(Lines of data)

= = = =

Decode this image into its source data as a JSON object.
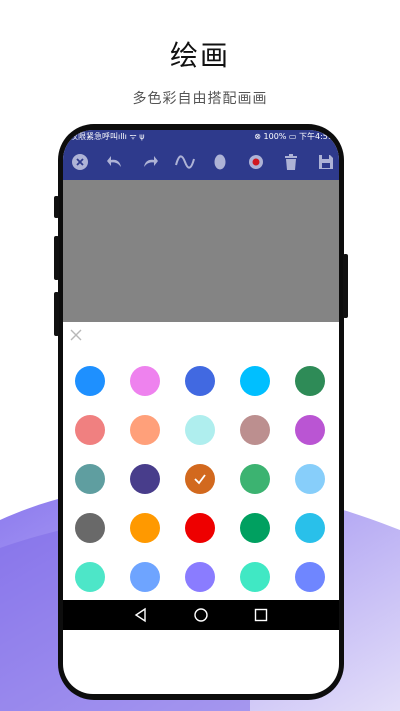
{
  "header": {
    "title": "绘画",
    "subtitle": "多色彩自由搭配画画"
  },
  "statusbar": {
    "left": "汉限紧急呼叫ıllı ᯤ ψ",
    "right": "⊗ 100% ▭ 下午4:59"
  },
  "toolbar": {
    "icons": [
      "close-circle-icon",
      "undo-icon",
      "redo-icon",
      "pen-curve-icon",
      "eraser-icon",
      "color-palette-icon",
      "trash-icon",
      "save-icon"
    ]
  },
  "palette": {
    "selected_index": 12,
    "colors": [
      "#1e90ff",
      "#ee82ee",
      "#4169e1",
      "#00bfff",
      "#2e8b57",
      "#f08080",
      "#ffa07a",
      "#afeeee",
      "#bc8f8f",
      "#ba55d3",
      "#5f9ea0",
      "#483d8b",
      "#d2691e",
      "#3cb371",
      "#87cefa",
      "#696969",
      "#ff9900",
      "#ee0000",
      "#00a060",
      "#29c0ea",
      "#4de6c8",
      "#6ea4ff",
      "#8a7cff",
      "#40e8c4",
      "#6f86ff"
    ]
  },
  "colors": {
    "toolbar_bg": "#2e3a8c",
    "canvas_bg": "#848484",
    "accent_wave": "#8f7ef0"
  }
}
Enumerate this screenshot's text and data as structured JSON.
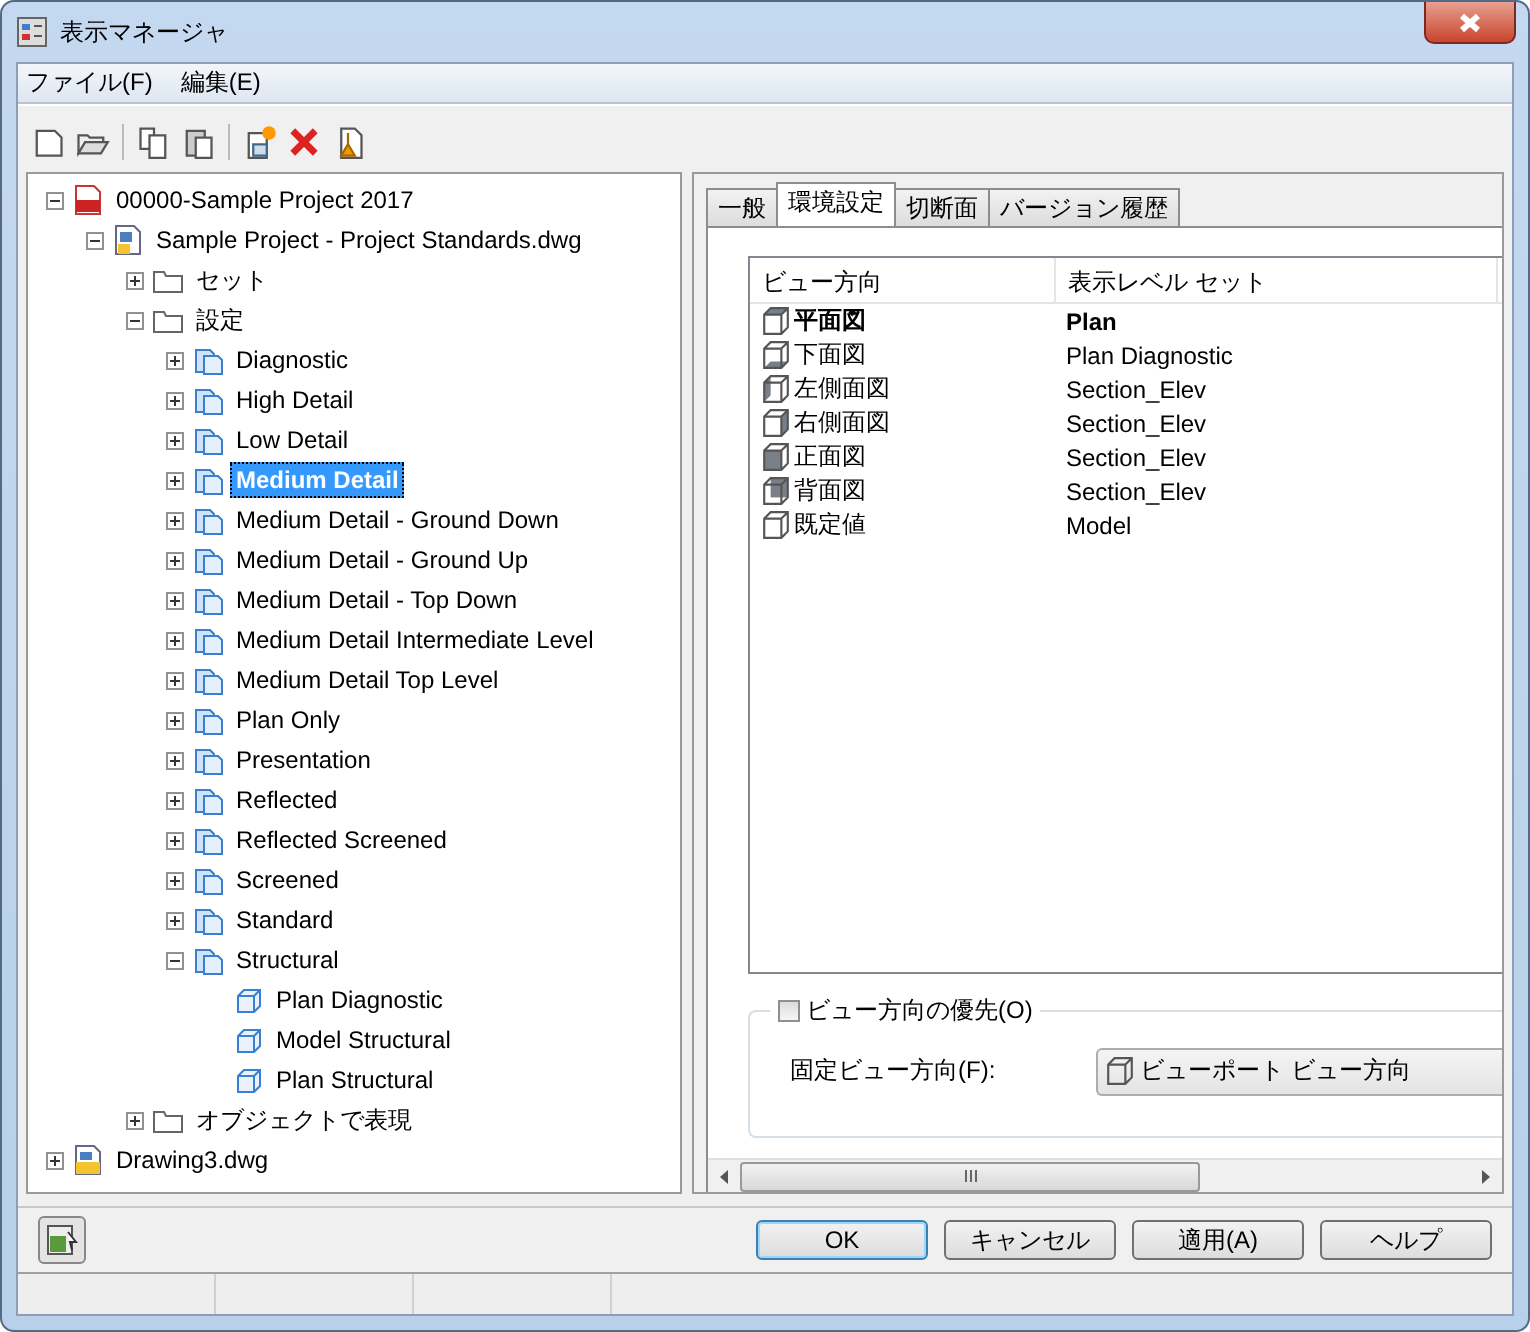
{
  "window": {
    "title": "表示マネージャ"
  },
  "menu": [
    "ファイル(F)",
    "編集(E)"
  ],
  "toolbar": [
    {
      "kind": "new"
    },
    {
      "kind": "open"
    },
    {
      "kind": "separator"
    },
    {
      "kind": "copy"
    },
    {
      "kind": "paste"
    },
    {
      "kind": "separator"
    },
    {
      "kind": "create"
    },
    {
      "kind": "delete"
    },
    {
      "kind": "purge"
    }
  ],
  "tree": [
    {
      "label": "00000-Sample Project 2017",
      "kind": "project",
      "selected": false,
      "expanded": true,
      "children": [
        {
          "label": "Sample Project - Project Standards.dwg",
          "kind": "drawing",
          "selected": false,
          "expanded": true,
          "children": [
            {
              "label": "セット",
              "kind": "folder",
              "selected": false,
              "expanded": false
            },
            {
              "label": "設定",
              "kind": "folder",
              "selected": false,
              "expanded": true,
              "children": [
                {
                  "label": "Diagnostic",
                  "kind": "config",
                  "selected": false,
                  "expanded": false
                },
                {
                  "label": "High Detail",
                  "kind": "config",
                  "selected": false,
                  "expanded": false
                },
                {
                  "label": "Low Detail",
                  "kind": "config",
                  "selected": false,
                  "expanded": false
                },
                {
                  "label": "Medium Detail",
                  "kind": "config",
                  "selected": true,
                  "expanded": false
                },
                {
                  "label": "Medium Detail - Ground Down",
                  "kind": "config",
                  "selected": false,
                  "expanded": false
                },
                {
                  "label": "Medium Detail - Ground Up",
                  "kind": "config",
                  "selected": false,
                  "expanded": false
                },
                {
                  "label": "Medium Detail - Top Down",
                  "kind": "config",
                  "selected": false,
                  "expanded": false
                },
                {
                  "label": "Medium Detail Intermediate Level",
                  "kind": "config",
                  "selected": false,
                  "expanded": false
                },
                {
                  "label": "Medium Detail Top Level",
                  "kind": "config",
                  "selected": false,
                  "expanded": false
                },
                {
                  "label": "Plan Only",
                  "kind": "config",
                  "selected": false,
                  "expanded": false
                },
                {
                  "label": "Presentation",
                  "kind": "config",
                  "selected": false,
                  "expanded": false
                },
                {
                  "label": "Reflected",
                  "kind": "config",
                  "selected": false,
                  "expanded": false
                },
                {
                  "label": "Reflected Screened",
                  "kind": "config",
                  "selected": false,
                  "expanded": false
                },
                {
                  "label": "Screened",
                  "kind": "config",
                  "selected": false,
                  "expanded": false
                },
                {
                  "label": "Standard",
                  "kind": "config",
                  "selected": false,
                  "expanded": false
                },
                {
                  "label": "Structural",
                  "kind": "config",
                  "selected": false,
                  "expanded": true,
                  "children": [
                    {
                      "label": "Plan Diagnostic",
                      "kind": "set",
                      "selected": false
                    },
                    {
                      "label": "Model Structural",
                      "kind": "set",
                      "selected": false
                    },
                    {
                      "label": "Plan Structural",
                      "kind": "set",
                      "selected": false
                    }
                  ]
                }
              ]
            },
            {
              "label": "オブジェクトで表現",
              "kind": "folder",
              "selected": false,
              "expanded": false
            }
          ]
        }
      ]
    },
    {
      "label": "Drawing3.dwg",
      "kind": "drawing2",
      "selected": false,
      "expanded": false
    }
  ],
  "tabs": [
    {
      "label": "一般",
      "selected": false
    },
    {
      "label": "環境設定",
      "selected": true
    },
    {
      "label": "切断面",
      "selected": false
    },
    {
      "label": "バージョン履歴",
      "selected": false
    }
  ],
  "table": {
    "columns": [
      "ビュー方向",
      "表示レベル セット"
    ],
    "rows": [
      {
        "view": "平面図",
        "set": "Plan",
        "kind": "top",
        "active": true
      },
      {
        "view": "下面図",
        "set": "Plan Diagnostic",
        "kind": "bottom",
        "active": false
      },
      {
        "view": "左側面図",
        "set": "Section_Elev",
        "kind": "left",
        "active": false
      },
      {
        "view": "右側面図",
        "set": "Section_Elev",
        "kind": "right",
        "active": false
      },
      {
        "view": "正面図",
        "set": "Section_Elev",
        "kind": "front",
        "active": false
      },
      {
        "view": "背面図",
        "set": "Section_Elev",
        "kind": "back",
        "active": false
      },
      {
        "view": "既定値",
        "set": "Model",
        "kind": "none",
        "active": false
      }
    ]
  },
  "override": {
    "label": "ビュー方向の優先(O)",
    "checked": false,
    "field_label": "固定ビュー方向(F):",
    "value": "ビューポート ビュー方向"
  },
  "buttons": [
    {
      "label": "OK",
      "default": true
    },
    {
      "label": "キャンセル",
      "default": false
    },
    {
      "label": "適用(A)",
      "default": false
    },
    {
      "label": "ヘルプ",
      "default": false
    }
  ]
}
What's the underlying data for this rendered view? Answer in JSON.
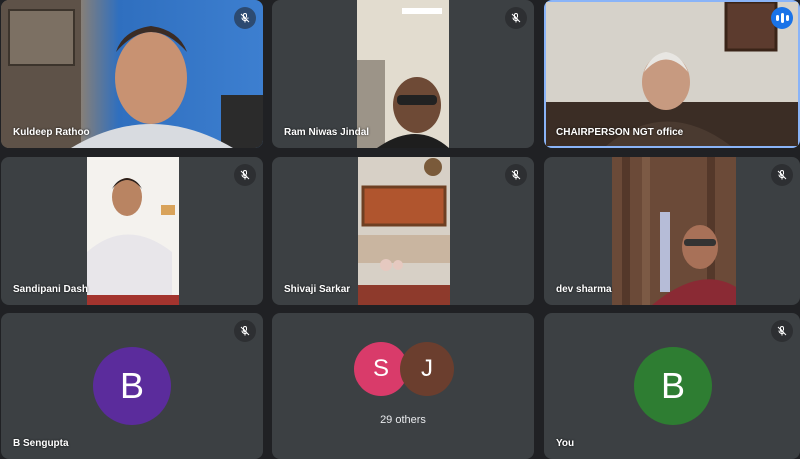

= = = =

Looking at the material above, count the lines containing the string "JSON" and reply with the count alone.

3